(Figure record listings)
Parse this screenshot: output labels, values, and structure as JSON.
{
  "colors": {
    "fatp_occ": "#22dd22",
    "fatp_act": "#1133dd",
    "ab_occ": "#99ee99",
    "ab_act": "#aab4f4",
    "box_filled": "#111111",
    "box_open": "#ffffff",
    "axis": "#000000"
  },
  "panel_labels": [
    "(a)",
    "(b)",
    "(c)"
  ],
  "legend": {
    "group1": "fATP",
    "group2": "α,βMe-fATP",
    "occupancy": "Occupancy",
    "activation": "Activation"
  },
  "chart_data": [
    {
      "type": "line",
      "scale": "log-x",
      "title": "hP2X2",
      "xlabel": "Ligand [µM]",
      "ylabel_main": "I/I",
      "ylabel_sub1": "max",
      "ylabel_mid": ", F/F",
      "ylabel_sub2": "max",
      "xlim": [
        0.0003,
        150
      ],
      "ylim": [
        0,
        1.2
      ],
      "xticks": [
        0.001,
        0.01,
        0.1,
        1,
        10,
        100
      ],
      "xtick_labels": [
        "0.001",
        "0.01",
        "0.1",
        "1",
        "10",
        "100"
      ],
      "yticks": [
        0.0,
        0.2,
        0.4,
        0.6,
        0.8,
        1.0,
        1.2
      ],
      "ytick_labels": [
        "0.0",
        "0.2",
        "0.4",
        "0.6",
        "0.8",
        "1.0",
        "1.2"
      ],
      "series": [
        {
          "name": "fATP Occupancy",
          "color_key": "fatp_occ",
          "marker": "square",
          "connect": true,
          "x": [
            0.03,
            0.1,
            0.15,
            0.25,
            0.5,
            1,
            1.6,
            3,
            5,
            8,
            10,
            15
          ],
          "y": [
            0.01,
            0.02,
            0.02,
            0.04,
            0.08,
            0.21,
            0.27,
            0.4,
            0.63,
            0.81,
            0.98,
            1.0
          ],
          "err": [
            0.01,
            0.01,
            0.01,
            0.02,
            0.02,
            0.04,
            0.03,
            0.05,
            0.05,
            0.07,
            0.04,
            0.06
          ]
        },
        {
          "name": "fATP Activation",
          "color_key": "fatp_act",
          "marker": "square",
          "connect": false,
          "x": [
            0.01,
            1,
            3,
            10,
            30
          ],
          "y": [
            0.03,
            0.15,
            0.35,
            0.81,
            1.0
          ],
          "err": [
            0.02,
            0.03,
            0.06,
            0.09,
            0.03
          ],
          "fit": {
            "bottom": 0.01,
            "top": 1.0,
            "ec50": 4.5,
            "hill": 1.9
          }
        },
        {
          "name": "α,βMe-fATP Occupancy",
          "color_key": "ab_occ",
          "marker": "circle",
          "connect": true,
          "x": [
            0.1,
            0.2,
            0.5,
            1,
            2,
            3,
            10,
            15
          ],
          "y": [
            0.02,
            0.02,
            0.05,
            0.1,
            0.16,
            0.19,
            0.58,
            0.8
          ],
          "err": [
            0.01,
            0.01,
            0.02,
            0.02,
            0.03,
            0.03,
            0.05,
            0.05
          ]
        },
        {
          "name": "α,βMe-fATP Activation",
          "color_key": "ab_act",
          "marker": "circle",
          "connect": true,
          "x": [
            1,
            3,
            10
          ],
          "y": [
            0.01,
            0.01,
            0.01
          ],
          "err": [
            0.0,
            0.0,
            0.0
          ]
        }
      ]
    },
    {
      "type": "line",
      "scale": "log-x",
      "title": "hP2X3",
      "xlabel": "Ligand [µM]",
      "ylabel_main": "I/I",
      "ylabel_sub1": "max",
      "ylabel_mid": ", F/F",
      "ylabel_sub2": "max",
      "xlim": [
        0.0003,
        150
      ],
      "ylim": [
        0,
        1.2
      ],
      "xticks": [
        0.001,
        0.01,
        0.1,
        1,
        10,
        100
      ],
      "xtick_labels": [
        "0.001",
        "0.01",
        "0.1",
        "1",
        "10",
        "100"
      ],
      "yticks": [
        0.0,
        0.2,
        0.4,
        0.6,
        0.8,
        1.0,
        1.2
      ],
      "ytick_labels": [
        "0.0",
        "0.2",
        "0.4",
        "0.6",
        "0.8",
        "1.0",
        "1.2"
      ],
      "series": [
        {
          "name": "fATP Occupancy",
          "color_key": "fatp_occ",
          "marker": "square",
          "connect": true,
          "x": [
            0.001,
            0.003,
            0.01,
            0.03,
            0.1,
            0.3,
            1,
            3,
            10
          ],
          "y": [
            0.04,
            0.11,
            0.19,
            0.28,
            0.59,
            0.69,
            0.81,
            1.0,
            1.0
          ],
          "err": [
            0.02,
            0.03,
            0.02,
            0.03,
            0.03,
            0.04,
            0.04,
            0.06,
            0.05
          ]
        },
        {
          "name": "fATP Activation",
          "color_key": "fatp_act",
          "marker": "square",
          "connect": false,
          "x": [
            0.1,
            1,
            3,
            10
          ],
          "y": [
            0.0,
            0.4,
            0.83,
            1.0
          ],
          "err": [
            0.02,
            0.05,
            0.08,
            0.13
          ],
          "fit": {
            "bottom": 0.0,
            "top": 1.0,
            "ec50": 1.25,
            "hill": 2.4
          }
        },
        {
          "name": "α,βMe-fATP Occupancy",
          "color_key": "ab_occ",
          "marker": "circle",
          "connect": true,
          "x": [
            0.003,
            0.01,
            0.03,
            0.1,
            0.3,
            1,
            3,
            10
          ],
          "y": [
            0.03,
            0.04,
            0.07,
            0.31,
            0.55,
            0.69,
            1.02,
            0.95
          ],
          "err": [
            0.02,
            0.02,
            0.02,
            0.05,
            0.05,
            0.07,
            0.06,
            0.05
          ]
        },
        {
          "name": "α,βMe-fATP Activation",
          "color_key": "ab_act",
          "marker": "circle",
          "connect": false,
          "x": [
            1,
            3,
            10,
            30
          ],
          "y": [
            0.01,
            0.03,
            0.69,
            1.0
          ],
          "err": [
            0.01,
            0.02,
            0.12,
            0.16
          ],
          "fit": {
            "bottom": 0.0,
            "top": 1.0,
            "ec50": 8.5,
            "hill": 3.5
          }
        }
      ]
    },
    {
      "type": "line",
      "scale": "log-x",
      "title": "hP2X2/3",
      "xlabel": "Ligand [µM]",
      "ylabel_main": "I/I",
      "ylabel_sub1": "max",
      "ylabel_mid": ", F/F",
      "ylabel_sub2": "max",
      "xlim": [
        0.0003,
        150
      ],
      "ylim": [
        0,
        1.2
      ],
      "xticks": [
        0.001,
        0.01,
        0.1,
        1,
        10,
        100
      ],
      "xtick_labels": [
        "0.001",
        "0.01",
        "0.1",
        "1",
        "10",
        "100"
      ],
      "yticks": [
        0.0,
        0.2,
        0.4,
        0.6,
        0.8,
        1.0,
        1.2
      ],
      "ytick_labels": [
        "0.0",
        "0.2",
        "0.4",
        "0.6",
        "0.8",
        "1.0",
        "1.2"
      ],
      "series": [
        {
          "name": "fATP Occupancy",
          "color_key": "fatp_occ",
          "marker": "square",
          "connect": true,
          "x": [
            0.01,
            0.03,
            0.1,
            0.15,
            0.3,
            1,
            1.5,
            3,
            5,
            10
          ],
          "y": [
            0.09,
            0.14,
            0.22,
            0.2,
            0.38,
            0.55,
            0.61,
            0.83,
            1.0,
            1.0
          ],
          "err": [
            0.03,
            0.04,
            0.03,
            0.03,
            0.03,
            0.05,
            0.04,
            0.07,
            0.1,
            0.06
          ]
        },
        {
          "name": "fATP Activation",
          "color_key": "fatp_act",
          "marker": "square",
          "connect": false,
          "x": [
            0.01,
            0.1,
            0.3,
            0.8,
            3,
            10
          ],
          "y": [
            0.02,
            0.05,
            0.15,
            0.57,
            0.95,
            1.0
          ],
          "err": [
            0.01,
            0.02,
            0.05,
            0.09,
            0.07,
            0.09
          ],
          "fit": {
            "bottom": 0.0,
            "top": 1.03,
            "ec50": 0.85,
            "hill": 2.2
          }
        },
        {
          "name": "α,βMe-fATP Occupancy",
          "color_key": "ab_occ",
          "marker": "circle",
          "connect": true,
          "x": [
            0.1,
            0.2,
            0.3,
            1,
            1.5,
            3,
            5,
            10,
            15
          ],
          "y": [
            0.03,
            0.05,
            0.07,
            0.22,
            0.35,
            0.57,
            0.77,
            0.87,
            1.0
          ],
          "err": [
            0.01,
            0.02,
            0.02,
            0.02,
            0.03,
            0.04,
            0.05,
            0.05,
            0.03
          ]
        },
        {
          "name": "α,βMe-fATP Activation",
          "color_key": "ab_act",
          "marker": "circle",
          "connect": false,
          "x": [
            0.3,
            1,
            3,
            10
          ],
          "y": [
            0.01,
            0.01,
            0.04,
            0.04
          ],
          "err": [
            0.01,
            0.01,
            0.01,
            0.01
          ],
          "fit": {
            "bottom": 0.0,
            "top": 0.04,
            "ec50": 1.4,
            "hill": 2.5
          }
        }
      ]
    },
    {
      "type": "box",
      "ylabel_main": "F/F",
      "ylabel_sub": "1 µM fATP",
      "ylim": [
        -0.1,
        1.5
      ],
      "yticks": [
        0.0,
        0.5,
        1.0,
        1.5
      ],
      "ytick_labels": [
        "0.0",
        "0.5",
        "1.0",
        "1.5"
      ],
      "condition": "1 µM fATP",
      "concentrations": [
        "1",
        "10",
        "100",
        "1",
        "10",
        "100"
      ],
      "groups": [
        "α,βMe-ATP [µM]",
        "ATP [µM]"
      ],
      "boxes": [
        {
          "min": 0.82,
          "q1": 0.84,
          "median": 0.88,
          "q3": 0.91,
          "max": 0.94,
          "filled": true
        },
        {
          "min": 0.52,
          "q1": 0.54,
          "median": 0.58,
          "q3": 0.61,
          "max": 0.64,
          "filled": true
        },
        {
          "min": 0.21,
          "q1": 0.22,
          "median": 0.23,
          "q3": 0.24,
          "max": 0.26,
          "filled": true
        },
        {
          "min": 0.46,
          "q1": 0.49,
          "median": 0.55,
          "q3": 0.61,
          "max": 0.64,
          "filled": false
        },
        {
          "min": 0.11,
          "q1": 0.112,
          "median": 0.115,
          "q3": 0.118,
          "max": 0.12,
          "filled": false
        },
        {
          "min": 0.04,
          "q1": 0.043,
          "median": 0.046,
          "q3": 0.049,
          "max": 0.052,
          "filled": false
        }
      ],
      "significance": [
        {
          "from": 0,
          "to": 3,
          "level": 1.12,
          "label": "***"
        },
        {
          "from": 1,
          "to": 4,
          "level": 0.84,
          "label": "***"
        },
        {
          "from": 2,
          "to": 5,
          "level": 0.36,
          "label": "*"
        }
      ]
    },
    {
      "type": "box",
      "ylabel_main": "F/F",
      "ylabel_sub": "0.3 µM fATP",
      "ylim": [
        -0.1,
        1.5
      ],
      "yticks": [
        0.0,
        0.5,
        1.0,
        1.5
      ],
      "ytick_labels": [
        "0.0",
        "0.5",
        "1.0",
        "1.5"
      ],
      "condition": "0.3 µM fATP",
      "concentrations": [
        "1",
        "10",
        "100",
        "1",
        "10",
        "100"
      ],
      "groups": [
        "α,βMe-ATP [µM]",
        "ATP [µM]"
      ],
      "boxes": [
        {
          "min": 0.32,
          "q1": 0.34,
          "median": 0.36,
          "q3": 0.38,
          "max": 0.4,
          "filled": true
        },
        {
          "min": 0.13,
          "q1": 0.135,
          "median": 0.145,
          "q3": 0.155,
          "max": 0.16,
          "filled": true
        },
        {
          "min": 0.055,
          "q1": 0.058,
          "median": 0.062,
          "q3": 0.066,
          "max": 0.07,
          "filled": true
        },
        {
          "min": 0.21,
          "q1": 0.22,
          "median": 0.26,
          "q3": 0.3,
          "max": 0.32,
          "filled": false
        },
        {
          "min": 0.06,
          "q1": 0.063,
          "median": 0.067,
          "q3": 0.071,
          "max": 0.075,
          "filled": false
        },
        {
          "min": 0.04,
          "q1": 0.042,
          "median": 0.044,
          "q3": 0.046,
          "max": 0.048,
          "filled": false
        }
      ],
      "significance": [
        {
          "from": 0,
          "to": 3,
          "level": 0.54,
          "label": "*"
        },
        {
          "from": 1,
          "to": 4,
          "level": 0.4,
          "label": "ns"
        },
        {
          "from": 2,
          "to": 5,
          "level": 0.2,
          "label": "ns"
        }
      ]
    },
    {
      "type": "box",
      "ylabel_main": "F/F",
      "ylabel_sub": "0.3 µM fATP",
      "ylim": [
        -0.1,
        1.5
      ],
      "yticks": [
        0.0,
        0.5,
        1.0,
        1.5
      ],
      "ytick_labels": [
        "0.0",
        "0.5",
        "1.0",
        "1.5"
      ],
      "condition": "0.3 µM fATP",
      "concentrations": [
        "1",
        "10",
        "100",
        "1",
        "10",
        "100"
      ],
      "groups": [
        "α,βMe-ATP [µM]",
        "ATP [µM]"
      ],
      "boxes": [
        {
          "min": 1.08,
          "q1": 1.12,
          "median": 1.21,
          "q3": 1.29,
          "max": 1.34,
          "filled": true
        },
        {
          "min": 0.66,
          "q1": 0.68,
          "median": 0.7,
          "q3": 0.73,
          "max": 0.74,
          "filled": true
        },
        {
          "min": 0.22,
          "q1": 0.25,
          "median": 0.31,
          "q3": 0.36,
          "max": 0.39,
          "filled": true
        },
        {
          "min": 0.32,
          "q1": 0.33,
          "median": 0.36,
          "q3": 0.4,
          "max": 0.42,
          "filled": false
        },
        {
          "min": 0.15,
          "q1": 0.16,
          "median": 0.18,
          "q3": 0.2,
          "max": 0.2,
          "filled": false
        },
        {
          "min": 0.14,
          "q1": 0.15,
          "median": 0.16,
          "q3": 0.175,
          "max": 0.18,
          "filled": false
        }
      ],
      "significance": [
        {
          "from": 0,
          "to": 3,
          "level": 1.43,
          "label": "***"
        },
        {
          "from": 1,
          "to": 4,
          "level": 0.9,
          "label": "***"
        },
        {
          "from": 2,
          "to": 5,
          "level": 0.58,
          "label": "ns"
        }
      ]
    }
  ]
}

**What you will do**: List the lines that contain the word "title".

**Complete output**:
      "title": "hP2X2",
      "title": "hP2X3",
      "title": "hP2X2/3",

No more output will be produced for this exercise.